WHAT YOU NEED TO DO: Single out the lines of the material that contain "Loire" and copy them.

INFORMATION PROVIDED:
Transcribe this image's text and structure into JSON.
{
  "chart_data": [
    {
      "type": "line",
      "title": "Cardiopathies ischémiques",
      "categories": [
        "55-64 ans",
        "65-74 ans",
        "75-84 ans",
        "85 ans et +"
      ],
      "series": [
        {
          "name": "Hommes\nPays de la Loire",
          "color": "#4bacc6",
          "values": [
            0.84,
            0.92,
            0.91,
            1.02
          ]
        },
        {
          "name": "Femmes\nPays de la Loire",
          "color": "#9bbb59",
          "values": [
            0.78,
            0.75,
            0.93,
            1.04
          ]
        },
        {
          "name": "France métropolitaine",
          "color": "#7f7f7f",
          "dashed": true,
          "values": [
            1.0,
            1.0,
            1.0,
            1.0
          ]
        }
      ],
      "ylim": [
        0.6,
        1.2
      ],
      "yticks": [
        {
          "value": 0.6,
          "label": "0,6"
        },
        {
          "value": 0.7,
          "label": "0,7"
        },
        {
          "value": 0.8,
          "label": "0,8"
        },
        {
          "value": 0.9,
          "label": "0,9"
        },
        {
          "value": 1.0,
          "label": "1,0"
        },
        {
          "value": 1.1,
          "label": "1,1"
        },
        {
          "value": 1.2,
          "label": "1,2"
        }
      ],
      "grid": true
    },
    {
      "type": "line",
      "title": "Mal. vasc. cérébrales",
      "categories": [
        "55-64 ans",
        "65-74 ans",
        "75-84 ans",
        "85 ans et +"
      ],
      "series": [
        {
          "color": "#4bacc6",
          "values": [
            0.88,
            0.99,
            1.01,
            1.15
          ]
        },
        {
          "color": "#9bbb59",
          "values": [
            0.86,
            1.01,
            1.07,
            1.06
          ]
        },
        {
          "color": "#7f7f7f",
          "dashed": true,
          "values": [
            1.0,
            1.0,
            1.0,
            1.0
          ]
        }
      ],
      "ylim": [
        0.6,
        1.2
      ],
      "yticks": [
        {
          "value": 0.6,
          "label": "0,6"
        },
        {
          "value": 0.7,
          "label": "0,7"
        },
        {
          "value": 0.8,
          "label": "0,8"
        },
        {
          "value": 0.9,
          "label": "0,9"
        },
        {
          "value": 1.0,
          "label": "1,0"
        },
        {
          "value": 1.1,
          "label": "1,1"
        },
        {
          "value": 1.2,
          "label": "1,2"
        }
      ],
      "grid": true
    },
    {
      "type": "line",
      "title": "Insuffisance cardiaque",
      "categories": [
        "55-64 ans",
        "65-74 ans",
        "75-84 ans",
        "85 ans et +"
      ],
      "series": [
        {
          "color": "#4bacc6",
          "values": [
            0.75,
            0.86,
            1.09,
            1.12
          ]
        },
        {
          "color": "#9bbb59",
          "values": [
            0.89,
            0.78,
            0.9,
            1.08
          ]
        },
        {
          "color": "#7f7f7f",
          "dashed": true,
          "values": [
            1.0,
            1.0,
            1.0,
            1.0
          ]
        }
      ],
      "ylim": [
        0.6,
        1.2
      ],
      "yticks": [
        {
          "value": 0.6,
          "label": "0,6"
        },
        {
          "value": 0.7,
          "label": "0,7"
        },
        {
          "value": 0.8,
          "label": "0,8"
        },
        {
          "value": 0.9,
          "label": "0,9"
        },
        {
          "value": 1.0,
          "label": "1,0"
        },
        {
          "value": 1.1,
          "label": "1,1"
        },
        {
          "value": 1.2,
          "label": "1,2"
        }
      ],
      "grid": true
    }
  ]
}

RESULT OF THE EXERCISE:
          "name": "Hommes\nPays de la Loire",
          "name": "Femmes\nPays de la Loire",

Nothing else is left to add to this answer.